(Excerpt from a dataset)
────────────────────

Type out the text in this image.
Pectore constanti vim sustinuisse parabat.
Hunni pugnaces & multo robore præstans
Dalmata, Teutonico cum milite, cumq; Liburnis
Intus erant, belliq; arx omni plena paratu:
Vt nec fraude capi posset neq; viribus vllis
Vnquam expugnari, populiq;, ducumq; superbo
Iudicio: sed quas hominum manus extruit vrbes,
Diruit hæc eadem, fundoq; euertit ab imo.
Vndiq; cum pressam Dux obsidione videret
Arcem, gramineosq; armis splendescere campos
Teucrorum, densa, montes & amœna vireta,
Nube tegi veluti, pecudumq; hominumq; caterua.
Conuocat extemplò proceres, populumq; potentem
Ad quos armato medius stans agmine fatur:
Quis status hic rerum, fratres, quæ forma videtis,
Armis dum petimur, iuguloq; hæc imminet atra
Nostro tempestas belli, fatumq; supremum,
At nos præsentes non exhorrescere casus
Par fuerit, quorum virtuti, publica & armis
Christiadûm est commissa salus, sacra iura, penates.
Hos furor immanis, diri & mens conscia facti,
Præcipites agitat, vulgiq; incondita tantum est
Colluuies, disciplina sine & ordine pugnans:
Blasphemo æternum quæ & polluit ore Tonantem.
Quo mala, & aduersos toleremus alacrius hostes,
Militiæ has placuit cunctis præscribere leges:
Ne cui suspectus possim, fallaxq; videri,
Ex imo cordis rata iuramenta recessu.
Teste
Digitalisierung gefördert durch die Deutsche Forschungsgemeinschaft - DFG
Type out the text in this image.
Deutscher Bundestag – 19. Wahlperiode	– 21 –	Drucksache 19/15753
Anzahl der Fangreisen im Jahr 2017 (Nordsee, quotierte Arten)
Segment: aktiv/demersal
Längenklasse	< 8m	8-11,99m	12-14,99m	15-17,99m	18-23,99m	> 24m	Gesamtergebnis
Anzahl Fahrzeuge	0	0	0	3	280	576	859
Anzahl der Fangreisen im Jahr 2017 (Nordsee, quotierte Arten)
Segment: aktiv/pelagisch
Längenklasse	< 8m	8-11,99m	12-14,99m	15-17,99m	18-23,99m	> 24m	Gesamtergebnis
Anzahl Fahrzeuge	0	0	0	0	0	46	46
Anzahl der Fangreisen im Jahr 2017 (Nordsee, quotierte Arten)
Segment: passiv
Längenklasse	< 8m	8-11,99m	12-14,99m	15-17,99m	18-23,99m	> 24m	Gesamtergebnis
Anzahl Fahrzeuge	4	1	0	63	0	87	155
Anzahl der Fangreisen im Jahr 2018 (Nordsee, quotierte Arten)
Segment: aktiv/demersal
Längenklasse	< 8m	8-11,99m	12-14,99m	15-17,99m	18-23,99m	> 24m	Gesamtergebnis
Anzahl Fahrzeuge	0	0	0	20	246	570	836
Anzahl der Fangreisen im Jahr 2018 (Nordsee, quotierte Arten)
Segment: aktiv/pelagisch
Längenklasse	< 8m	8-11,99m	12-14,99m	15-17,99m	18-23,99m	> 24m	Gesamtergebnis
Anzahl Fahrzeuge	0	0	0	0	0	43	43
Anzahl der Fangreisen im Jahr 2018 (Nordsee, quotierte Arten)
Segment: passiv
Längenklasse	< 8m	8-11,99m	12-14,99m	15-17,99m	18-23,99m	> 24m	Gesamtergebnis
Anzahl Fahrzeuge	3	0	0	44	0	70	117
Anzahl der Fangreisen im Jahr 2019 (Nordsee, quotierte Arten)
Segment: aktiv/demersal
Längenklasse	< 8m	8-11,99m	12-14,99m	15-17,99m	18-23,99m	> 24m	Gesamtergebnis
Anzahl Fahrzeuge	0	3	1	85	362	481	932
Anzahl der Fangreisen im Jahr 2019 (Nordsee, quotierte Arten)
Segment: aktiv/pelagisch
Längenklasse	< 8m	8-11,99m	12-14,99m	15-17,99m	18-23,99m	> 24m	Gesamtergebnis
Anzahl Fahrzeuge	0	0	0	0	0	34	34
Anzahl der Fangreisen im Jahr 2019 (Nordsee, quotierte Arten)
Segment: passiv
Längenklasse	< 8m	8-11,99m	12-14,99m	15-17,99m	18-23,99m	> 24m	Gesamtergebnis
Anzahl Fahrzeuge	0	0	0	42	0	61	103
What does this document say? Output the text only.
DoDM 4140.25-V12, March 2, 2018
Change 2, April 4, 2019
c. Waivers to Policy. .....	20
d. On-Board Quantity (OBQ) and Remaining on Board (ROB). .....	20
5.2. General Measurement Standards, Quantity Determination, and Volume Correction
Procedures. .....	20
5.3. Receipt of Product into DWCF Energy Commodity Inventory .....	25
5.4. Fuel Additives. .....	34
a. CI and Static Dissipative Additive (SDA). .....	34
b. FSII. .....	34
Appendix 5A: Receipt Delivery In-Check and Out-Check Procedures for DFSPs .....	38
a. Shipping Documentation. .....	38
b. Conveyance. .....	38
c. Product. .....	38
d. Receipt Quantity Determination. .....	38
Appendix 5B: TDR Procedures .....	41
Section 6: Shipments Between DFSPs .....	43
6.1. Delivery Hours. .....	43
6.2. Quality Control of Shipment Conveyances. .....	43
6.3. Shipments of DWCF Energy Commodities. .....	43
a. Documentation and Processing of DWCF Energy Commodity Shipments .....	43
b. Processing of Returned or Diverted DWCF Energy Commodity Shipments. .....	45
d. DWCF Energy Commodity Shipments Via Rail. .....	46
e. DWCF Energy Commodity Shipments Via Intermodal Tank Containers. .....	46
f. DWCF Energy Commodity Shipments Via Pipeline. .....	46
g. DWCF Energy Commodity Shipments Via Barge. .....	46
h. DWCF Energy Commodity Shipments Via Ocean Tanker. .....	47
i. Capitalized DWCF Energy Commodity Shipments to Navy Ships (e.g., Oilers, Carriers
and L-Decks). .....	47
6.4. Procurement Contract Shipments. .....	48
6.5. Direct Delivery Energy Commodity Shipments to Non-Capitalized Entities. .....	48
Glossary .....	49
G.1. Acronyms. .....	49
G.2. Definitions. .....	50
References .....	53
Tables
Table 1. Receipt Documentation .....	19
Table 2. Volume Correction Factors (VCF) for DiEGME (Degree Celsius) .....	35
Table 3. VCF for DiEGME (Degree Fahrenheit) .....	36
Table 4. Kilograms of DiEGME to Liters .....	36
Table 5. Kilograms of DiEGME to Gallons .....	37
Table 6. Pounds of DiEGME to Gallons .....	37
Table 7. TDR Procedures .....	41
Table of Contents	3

────────────────────

Requirements — Quote all the records. Keep every word exact.

Solved exercise —
Type out the text in this image.
Pectore constanti vim sustinuisse parabat.
Hunni pugnaces & multo robore præstans
Dalmata, Teutonico cum milite, cumq; Liburnis
Intus erant, belliq; arx omni plena paratu:
Vt nec fraude capi posset neq; viribus vllis
Vnquam expugnari, populiq;, ducumq; superbo
Iudicio: sed quas hominum manus extruit vrbes,
Diruit hæc eadem, fundoq; euertit ab imo.
Vndiq; cum pressam Dux obsidione videret
Arcem, gramineosq; armis splendescere campos
Teucrorum, densa, montes & amœna vireta,
Nube tegi veluti, pecudumq; hominumq; caterua.
Conuocat extemplò proceres, populumq; potentem
Ad quos armato medius stans agmine fatur:
Quis status hic rerum, fratres, quæ forma videtis,
Armis dum petimur, iuguloq; hæc imminet atra
Nostro tempestas belli, fatumq; supremum,
At nos præsentes non exhorrescere casus
Par fuerit, quorum virtuti, publica & armis
Christiadûm est commissa salus, sacra iura, penates.
Hos furor immanis, diri & mens conscia facti,
Præcipites agitat, vulgiq; incondita tantum est
Colluuies, disciplina sine & ordine pugnans:
Blasphemo æternum quæ & polluit ore Tonantem.
Quo mala, & aduersos toleremus alacrius hostes,
Militiæ has placuit cunctis præscribere leges:
Ne cui suspectus possim, fallaxq; videri,
Ex imo cordis rata iuramenta recessu.
Teste
Digitalisierung gefördert durch die Deutsche Forschungsgemeinschaft - DFG
Type out the text in this image.
Deutscher Bundestag – 19. Wahlperiode	– 21 –	Drucksache 19/15753
Anzahl der Fangreisen im Jahr 2017 (Nordsee, quotierte Arten)
Segment: aktiv/demersal
Längenklasse	< 8m	8-11,99m	12-14,99m	15-17,99m	18-23,99m	> 24m	Gesamtergebnis
Anzahl Fahrzeuge	0	0	0	3	280	576	859
Anzahl der Fangreisen im Jahr 2017 (Nordsee, quotierte Arten)
Segment: aktiv/pelagisch
Längenklasse	< 8m	8-11,99m	12-14,99m	15-17,99m	18-23,99m	> 24m	Gesamtergebnis
Anzahl Fahrzeuge	0	0	0	0	0	46	46
Anzahl der Fangreisen im Jahr 2017 (Nordsee, quotierte Arten)
Segment: passiv
Längenklasse	< 8m	8-11,99m	12-14,99m	15-17,99m	18-23,99m	> 24m	Gesamtergebnis
Anzahl Fahrzeuge	4	1	0	63	0	87	155
Anzahl der Fangreisen im Jahr 2018 (Nordsee, quotierte Arten)
Segment: aktiv/demersal
Längenklasse	< 8m	8-11,99m	12-14,99m	15-17,99m	18-23,99m	> 24m	Gesamtergebnis
Anzahl Fahrzeuge	0	0	0	20	246	570	836
Anzahl der Fangreisen im Jahr 2018 (Nordsee, quotierte Arten)
Segment: aktiv/pelagisch
Längenklasse	< 8m	8-11,99m	12-14,99m	15-17,99m	18-23,99m	> 24m	Gesamtergebnis
Anzahl Fahrzeuge	0	0	0	0	0	43	43
Anzahl der Fangreisen im Jahr 2018 (Nordsee, quotierte Arten)
Segment: passiv
Längenklasse	< 8m	8-11,99m	12-14,99m	15-17,99m	18-23,99m	> 24m	Gesamtergebnis
Anzahl Fahrzeuge	3	0	0	44	0	70	117
Anzahl der Fangreisen im Jahr 2019 (Nordsee, quotierte Arten)
Segment: aktiv/demersal
Längenklasse	< 8m	8-11,99m	12-14,99m	15-17,99m	18-23,99m	> 24m	Gesamtergebnis
Anzahl Fahrzeuge	0	3	1	85	362	481	932
Anzahl der Fangreisen im Jahr 2019 (Nordsee, quotierte Arten)
Segment: aktiv/pelagisch
Längenklasse	< 8m	8-11,99m	12-14,99m	15-17,99m	18-23,99m	> 24m	Gesamtergebnis
Anzahl Fahrzeuge	0	0	0	0	0	34	34
Anzahl der Fangreisen im Jahr 2019 (Nordsee, quotierte Arten)
Segment: passiv
Längenklasse	< 8m	8-11,99m	12-14,99m	15-17,99m	18-23,99m	> 24m	Gesamtergebnis
Anzahl Fahrzeuge	0	0	0	42	0	61	103
What does this document say? Output the text only.
DoDM 4140.25-V12, March 2, 2018
Change 2, April 4, 2019
c. Waivers to Policy. .....	20
d. On-Board Quantity (OBQ) and Remaining on Board (ROB). .....	20
5.2. General Measurement Standards, Quantity Determination, and Volume Correction
Procedures. .....	20
5.3. Receipt of Product into DWCF Energy Commodity Inventory .....	25
5.4. Fuel Additives. .....	34
a. CI and Static Dissipative Additive (SDA). .....	34
b. FSII. .....	34
Appendix 5A: Receipt Delivery In-Check and Out-Check Procedures for DFSPs .....	38
a. Shipping Documentation. .....	38
b. Conveyance. .....	38
c. Product. .....	38
d. Receipt Quantity Determination. .....	38
Appendix 5B: TDR Procedures .....	41
Section 6: Shipments Between DFSPs .....	43
6.1. Delivery Hours. .....	43
6.2. Quality Control of Shipment Conveyances. .....	43
6.3. Shipments of DWCF Energy Commodities. .....	43
a. Documentation and Processing of DWCF Energy Commodity Shipments .....	43
b. Processing of Returned or Diverted DWCF Energy Commodity Shipments. .....	45
d. DWCF Energy Commodity Shipments Via Rail. .....	46
e. DWCF Energy Commodity Shipments Via Intermodal Tank Containers. .....	46
f. DWCF Energy Commodity Shipments Via Pipeline. .....	46
g. DWCF Energy Commodity Shipments Via Barge. .....	46
h. DWCF Energy Commodity Shipments Via Ocean Tanker. .....	47
i. Capitalized DWCF Energy Commodity Shipments to Navy Ships (e.g., Oilers, Carriers
and L-Decks). .....	47
6.4. Procurement Contract Shipments. .....	48
6.5. Direct Delivery Energy Commodity Shipments to Non-Capitalized Entities. .....	48
Glossary .....	49
G.1. Acronyms. .....	49
G.2. Definitions. .....	50
References .....	53
Tables
Table 1. Receipt Documentation .....	19
Table 2. Volume Correction Factors (VCF) for DiEGME (Degree Celsius) .....	35
Table 3. VCF for DiEGME (Degree Fahrenheit) .....	36
Table 4. Kilograms of DiEGME to Liters .....	36
Table 5. Kilograms of DiEGME to Gallons .....	37
Table 6. Pounds of DiEGME to Gallons .....	37
Table 7. TDR Procedures .....	41
Table of Contents	3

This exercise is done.